## DIRECTIONS
Word for word, restate every line of the material.

## SUPPLIED INFORMATION

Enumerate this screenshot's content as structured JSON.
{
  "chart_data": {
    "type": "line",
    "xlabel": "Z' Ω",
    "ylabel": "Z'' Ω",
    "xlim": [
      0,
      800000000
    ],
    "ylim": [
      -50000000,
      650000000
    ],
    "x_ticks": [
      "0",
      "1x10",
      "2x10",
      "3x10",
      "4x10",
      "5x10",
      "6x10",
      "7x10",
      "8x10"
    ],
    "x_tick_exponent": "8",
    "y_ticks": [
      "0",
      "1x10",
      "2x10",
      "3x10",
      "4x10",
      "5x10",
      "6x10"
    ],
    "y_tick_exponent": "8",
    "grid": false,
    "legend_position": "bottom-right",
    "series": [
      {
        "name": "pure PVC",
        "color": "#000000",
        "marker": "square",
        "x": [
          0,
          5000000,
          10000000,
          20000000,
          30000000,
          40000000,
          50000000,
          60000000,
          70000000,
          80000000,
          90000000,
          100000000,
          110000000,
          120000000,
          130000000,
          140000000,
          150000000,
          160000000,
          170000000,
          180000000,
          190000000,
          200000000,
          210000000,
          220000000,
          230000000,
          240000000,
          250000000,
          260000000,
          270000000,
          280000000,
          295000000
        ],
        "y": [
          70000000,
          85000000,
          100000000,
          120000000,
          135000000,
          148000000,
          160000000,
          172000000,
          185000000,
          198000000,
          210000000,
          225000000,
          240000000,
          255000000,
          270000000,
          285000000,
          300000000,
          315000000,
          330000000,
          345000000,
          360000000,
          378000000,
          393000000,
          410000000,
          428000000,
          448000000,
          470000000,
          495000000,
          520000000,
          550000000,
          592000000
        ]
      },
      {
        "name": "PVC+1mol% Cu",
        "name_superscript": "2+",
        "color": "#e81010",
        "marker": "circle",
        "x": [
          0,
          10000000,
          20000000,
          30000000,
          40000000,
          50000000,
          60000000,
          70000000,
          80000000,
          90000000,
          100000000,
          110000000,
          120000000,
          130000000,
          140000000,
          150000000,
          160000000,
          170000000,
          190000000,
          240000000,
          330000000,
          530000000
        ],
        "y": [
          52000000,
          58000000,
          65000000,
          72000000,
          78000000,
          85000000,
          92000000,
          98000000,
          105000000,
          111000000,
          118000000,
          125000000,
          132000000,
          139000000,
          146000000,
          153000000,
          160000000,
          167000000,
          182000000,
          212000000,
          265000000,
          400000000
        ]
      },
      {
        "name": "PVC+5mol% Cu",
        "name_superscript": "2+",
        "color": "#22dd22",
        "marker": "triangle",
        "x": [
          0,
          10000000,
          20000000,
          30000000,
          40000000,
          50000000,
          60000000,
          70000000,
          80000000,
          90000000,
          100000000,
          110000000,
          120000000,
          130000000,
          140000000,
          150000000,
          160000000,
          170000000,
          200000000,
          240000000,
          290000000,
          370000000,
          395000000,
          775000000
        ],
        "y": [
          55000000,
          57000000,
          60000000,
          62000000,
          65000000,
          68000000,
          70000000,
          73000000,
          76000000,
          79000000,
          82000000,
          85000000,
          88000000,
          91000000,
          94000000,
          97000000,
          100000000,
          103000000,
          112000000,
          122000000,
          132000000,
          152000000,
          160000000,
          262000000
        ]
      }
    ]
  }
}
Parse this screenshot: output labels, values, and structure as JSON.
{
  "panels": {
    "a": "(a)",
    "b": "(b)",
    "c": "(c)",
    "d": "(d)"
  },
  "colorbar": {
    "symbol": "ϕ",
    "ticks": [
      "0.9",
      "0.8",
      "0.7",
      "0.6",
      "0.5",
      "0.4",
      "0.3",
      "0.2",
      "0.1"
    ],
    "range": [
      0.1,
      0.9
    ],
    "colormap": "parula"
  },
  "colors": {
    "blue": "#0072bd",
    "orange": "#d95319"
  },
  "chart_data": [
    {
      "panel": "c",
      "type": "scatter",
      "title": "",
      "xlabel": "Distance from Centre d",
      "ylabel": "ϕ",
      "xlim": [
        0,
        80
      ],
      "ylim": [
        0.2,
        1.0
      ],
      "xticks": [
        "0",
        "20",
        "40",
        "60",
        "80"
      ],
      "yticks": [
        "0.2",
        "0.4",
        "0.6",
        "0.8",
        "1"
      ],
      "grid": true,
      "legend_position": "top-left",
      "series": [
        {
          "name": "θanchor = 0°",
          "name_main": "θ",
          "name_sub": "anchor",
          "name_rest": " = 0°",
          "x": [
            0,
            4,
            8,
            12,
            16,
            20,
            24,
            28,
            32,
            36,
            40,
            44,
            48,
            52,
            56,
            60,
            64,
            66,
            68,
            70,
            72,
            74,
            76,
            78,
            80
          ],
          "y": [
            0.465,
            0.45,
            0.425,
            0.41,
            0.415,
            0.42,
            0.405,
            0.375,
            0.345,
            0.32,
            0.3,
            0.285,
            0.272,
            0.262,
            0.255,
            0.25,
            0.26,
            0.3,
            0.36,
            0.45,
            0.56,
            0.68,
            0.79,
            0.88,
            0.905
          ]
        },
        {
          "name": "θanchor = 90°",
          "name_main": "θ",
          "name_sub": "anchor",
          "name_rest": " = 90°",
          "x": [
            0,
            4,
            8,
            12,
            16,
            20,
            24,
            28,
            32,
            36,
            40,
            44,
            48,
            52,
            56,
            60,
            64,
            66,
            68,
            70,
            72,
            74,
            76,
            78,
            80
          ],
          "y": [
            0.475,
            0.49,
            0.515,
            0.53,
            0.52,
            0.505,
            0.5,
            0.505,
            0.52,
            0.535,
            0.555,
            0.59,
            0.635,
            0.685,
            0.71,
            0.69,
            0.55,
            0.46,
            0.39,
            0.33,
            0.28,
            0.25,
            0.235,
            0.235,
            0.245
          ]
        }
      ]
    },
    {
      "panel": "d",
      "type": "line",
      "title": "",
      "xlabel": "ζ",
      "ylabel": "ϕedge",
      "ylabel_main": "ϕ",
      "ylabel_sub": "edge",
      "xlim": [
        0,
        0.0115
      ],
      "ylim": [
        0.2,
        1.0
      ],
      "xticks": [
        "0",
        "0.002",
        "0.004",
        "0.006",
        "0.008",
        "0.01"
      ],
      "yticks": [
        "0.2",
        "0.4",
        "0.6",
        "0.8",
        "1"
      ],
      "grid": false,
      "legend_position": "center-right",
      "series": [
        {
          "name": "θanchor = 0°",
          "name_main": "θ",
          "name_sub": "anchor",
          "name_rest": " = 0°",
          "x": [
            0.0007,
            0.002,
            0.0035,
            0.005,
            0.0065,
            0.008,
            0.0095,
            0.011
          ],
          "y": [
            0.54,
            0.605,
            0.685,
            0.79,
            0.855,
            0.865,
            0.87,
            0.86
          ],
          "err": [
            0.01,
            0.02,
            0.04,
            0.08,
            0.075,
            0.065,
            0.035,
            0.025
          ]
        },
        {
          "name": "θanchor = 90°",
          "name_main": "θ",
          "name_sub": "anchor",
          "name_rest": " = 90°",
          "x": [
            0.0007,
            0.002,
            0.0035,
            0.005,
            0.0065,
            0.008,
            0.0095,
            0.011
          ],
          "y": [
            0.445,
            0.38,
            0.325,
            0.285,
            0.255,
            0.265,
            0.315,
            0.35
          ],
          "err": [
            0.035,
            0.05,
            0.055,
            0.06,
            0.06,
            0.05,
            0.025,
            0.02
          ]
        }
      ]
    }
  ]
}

## ANSWER TO THIS EXERCISE
Enumerate this screenshot's content as structured JSON.
{
  "chart_data": {
    "type": "line",
    "xlabel": "Z' Ω",
    "ylabel": "Z'' Ω",
    "xlim": [
      0,
      800000000
    ],
    "ylim": [
      -50000000,
      650000000
    ],
    "x_ticks": [
      "0",
      "1x10",
      "2x10",
      "3x10",
      "4x10",
      "5x10",
      "6x10",
      "7x10",
      "8x10"
    ],
    "x_tick_exponent": "8",
    "y_ticks": [
      "0",
      "1x10",
      "2x10",
      "3x10",
      "4x10",
      "5x10",
      "6x10"
    ],
    "y_tick_exponent": "8",
    "grid": false,
    "legend_position": "bottom-right",
    "series": [
      {
        "name": "pure PVC",
        "color": "#000000",
        "marker": "square",
        "x": [
          0,
          5000000,
          10000000,
          20000000,
          30000000,
          40000000,
          50000000,
          60000000,
          70000000,
          80000000,
          90000000,
          100000000,
          110000000,
          120000000,
          130000000,
          140000000,
          150000000,
          160000000,
          170000000,
          180000000,
          190000000,
          200000000,
          210000000,
          220000000,
          230000000,
          240000000,
          250000000,
          260000000,
          270000000,
          280000000,
          295000000
        ],
        "y": [
          70000000,
          85000000,
          100000000,
          120000000,
          135000000,
          148000000,
          160000000,
          172000000,
          185000000,
          198000000,
          210000000,
          225000000,
          240000000,
          255000000,
          270000000,
          285000000,
          300000000,
          315000000,
          330000000,
          345000000,
          360000000,
          378000000,
          393000000,
          410000000,
          428000000,
          448000000,
          470000000,
          495000000,
          520000000,
          550000000,
          592000000
        ]
      },
      {
        "name": "PVC+1mol% Cu",
        "name_superscript": "2+",
        "color": "#e81010",
        "marker": "circle",
        "x": [
          0,
          10000000,
          20000000,
          30000000,
          40000000,
          50000000,
          60000000,
          70000000,
          80000000,
          90000000,
          100000000,
          110000000,
          120000000,
          130000000,
          140000000,
          150000000,
          160000000,
          170000000,
          190000000,
          240000000,
          330000000,
          530000000
        ],
        "y": [
          52000000,
          58000000,
          65000000,
          72000000,
          78000000,
          85000000,
          92000000,
          98000000,
          105000000,
          111000000,
          118000000,
          125000000,
          132000000,
          139000000,
          146000000,
          153000000,
          160000000,
          167000000,
          182000000,
          212000000,
          265000000,
          400000000
        ]
      },
      {
        "name": "PVC+5mol% Cu",
        "name_superscript": "2+",
        "color": "#22dd22",
        "marker": "triangle",
        "x": [
          0,
          10000000,
          20000000,
          30000000,
          40000000,
          50000000,
          60000000,
          70000000,
          80000000,
          90000000,
          100000000,
          110000000,
          120000000,
          130000000,
          140000000,
          150000000,
          160000000,
          170000000,
          200000000,
          240000000,
          290000000,
          370000000,
          395000000,
          775000000
        ],
        "y": [
          55000000,
          57000000,
          60000000,
          62000000,
          65000000,
          68000000,
          70000000,
          73000000,
          76000000,
          79000000,
          82000000,
          85000000,
          88000000,
          91000000,
          94000000,
          97000000,
          100000000,
          103000000,
          112000000,
          122000000,
          132000000,
          152000000,
          160000000,
          262000000
        ]
      }
    ]
  }
}
Parse this screenshot: output labels, values, and structure as JSON.
{
  "panels": {
    "a": "(a)",
    "b": "(b)",
    "c": "(c)",
    "d": "(d)"
  },
  "colorbar": {
    "symbol": "ϕ",
    "ticks": [
      "0.9",
      "0.8",
      "0.7",
      "0.6",
      "0.5",
      "0.4",
      "0.3",
      "0.2",
      "0.1"
    ],
    "range": [
      0.1,
      0.9
    ],
    "colormap": "parula"
  },
  "colors": {
    "blue": "#0072bd",
    "orange": "#d95319"
  },
  "chart_data": [
    {
      "panel": "c",
      "type": "scatter",
      "title": "",
      "xlabel": "Distance from Centre d",
      "ylabel": "ϕ",
      "xlim": [
        0,
        80
      ],
      "ylim": [
        0.2,
        1.0
      ],
      "xticks": [
        "0",
        "20",
        "40",
        "60",
        "80"
      ],
      "yticks": [
        "0.2",
        "0.4",
        "0.6",
        "0.8",
        "1"
      ],
      "grid": true,
      "legend_position": "top-left",
      "series": [
        {
          "name": "θanchor = 0°",
          "name_main": "θ",
          "name_sub": "anchor",
          "name_rest": " = 0°",
          "x": [
            0,
            4,
            8,
            12,
            16,
            20,
            24,
            28,
            32,
            36,
            40,
            44,
            48,
            52,
            56,
            60,
            64,
            66,
            68,
            70,
            72,
            74,
            76,
            78,
            80
          ],
          "y": [
            0.465,
            0.45,
            0.425,
            0.41,
            0.415,
            0.42,
            0.405,
            0.375,
            0.345,
            0.32,
            0.3,
            0.285,
            0.272,
            0.262,
            0.255,
            0.25,
            0.26,
            0.3,
            0.36,
            0.45,
            0.56,
            0.68,
            0.79,
            0.88,
            0.905
          ]
        },
        {
          "name": "θanchor = 90°",
          "name_main": "θ",
          "name_sub": "anchor",
          "name_rest": " = 90°",
          "x": [
            0,
            4,
            8,
            12,
            16,
            20,
            24,
            28,
            32,
            36,
            40,
            44,
            48,
            52,
            56,
            60,
            64,
            66,
            68,
            70,
            72,
            74,
            76,
            78,
            80
          ],
          "y": [
            0.475,
            0.49,
            0.515,
            0.53,
            0.52,
            0.505,
            0.5,
            0.505,
            0.52,
            0.535,
            0.555,
            0.59,
            0.635,
            0.685,
            0.71,
            0.69,
            0.55,
            0.46,
            0.39,
            0.33,
            0.28,
            0.25,
            0.235,
            0.235,
            0.245
          ]
        }
      ]
    },
    {
      "panel": "d",
      "type": "line",
      "title": "",
      "xlabel": "ζ",
      "ylabel": "ϕedge",
      "ylabel_main": "ϕ",
      "ylabel_sub": "edge",
      "xlim": [
        0,
        0.0115
      ],
      "ylim": [
        0.2,
        1.0
      ],
      "xticks": [
        "0",
        "0.002",
        "0.004",
        "0.006",
        "0.008",
        "0.01"
      ],
      "yticks": [
        "0.2",
        "0.4",
        "0.6",
        "0.8",
        "1"
      ],
      "grid": false,
      "legend_position": "center-right",
      "series": [
        {
          "name": "θanchor = 0°",
          "name_main": "θ",
          "name_sub": "anchor",
          "name_rest": " = 0°",
          "x": [
            0.0007,
            0.002,
            0.0035,
            0.005,
            0.0065,
            0.008,
            0.0095,
            0.011
          ],
          "y": [
            0.54,
            0.605,
            0.685,
            0.79,
            0.855,
            0.865,
            0.87,
            0.86
          ],
          "err": [
            0.01,
            0.02,
            0.04,
            0.08,
            0.075,
            0.065,
            0.035,
            0.025
          ]
        },
        {
          "name": "θanchor = 90°",
          "name_main": "θ",
          "name_sub": "anchor",
          "name_rest": " = 90°",
          "x": [
            0.0007,
            0.002,
            0.0035,
            0.005,
            0.0065,
            0.008,
            0.0095,
            0.011
          ],
          "y": [
            0.445,
            0.38,
            0.325,
            0.285,
            0.255,
            0.265,
            0.315,
            0.35
          ],
          "err": [
            0.035,
            0.05,
            0.055,
            0.06,
            0.06,
            0.05,
            0.025,
            0.02
          ]
        }
      ]
    }
  ]
}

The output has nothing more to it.